YOUR INSTRUCTIONS: Wherever a line in the data below holds "about", copy that line.

INPUT FOR THIS TASK:
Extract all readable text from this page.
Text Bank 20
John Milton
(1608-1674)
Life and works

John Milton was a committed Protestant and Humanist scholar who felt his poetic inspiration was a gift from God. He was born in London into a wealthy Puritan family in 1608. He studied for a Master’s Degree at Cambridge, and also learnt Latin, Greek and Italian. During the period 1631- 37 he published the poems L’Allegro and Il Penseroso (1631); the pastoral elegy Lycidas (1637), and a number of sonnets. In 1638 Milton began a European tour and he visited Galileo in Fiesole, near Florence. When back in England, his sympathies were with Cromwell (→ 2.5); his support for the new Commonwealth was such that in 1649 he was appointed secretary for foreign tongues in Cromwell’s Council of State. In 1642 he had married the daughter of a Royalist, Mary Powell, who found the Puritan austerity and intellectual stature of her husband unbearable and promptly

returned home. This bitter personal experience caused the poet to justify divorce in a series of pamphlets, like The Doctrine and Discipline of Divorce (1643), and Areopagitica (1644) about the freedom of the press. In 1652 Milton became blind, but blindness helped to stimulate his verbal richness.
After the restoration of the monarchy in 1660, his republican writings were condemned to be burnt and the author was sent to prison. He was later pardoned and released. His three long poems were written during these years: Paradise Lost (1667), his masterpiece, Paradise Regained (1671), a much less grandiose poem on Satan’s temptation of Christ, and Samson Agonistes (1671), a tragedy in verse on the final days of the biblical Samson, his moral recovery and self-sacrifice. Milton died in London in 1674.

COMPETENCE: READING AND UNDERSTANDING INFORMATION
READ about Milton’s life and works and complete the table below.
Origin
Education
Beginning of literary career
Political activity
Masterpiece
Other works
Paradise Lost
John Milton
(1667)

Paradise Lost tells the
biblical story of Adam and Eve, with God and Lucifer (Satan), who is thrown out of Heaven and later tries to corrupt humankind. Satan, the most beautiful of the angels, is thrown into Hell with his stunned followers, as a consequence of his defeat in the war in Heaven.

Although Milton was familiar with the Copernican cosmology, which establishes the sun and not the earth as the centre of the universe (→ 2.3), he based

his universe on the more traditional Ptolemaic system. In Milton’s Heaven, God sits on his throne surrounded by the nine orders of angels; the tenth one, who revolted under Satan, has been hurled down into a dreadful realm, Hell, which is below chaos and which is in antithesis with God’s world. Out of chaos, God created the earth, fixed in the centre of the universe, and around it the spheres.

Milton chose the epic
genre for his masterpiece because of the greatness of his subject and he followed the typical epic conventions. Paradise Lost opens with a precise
==
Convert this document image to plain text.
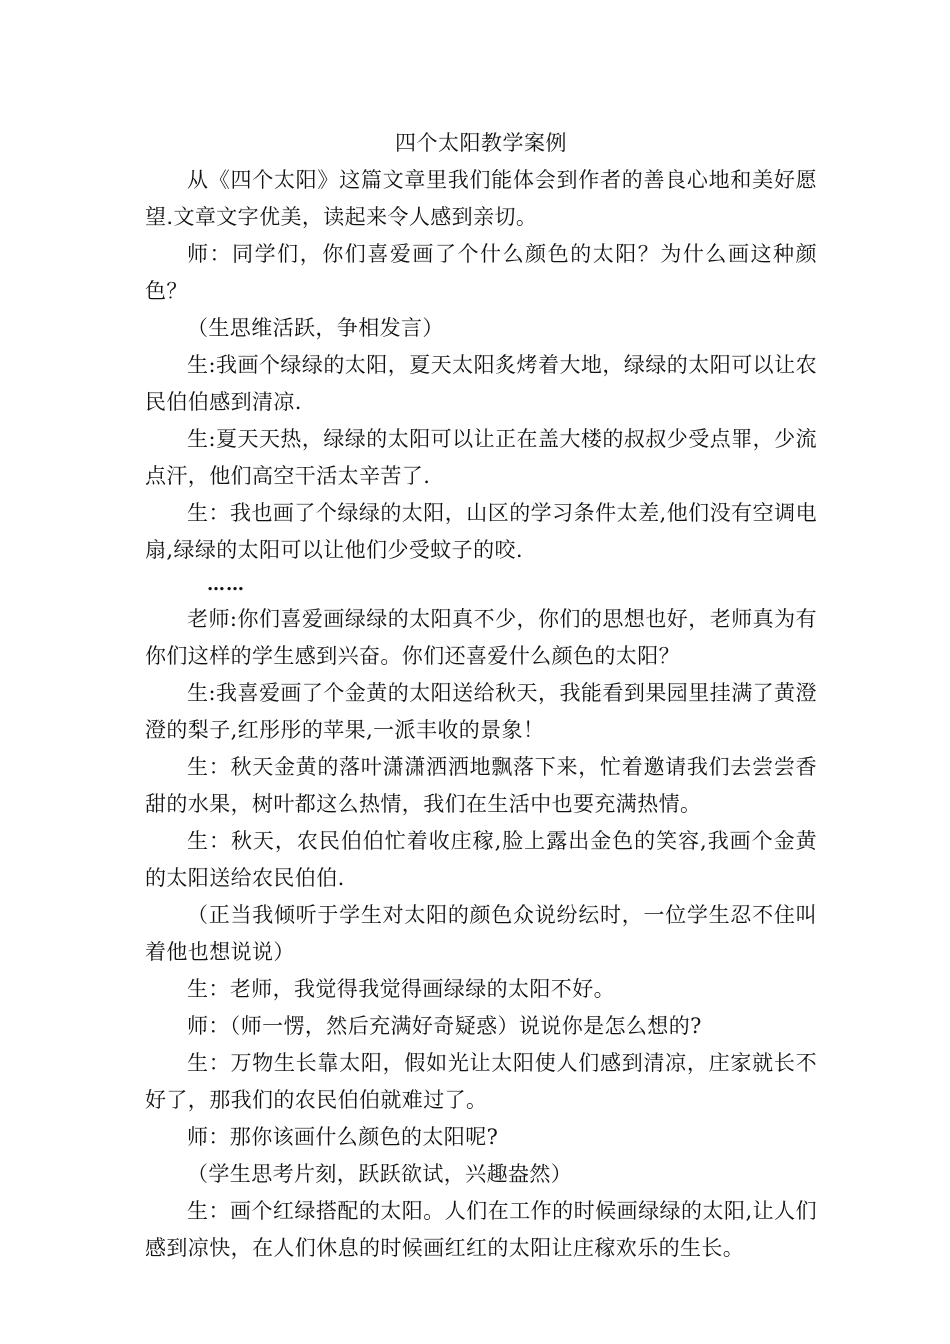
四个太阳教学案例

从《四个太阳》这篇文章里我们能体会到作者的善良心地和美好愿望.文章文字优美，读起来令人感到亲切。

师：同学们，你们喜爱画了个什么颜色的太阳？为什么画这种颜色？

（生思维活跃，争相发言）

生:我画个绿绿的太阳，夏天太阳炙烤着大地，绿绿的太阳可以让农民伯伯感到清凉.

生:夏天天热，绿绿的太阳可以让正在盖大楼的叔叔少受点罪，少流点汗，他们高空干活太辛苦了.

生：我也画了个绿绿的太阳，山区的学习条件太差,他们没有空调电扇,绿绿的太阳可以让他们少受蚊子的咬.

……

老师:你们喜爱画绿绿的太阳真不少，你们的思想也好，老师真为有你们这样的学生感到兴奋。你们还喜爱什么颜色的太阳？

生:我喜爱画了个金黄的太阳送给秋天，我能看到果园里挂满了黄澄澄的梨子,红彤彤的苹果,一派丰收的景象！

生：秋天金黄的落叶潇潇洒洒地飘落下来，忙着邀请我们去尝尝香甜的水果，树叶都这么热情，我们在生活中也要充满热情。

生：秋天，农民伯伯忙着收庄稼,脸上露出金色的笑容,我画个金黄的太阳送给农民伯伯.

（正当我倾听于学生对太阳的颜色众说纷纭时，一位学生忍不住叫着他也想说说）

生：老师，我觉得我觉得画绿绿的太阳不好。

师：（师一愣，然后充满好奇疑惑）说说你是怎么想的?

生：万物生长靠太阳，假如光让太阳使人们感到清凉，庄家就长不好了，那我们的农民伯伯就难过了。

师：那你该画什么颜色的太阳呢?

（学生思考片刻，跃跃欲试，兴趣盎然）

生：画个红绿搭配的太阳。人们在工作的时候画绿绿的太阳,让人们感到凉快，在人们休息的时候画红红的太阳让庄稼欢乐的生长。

RIGHT ANSWER:
returned home. This bitter personal experience caused the poet to justify divorce in a series of pamphlets, like The Doctrine and Discipline of Divorce (1643), and Areopagitica (1644) about the freedom of the press. In 1652 Milton became blind, but blindness helped to stimulate his verbal richness.
READ about Milton’s life and works and complete the table below.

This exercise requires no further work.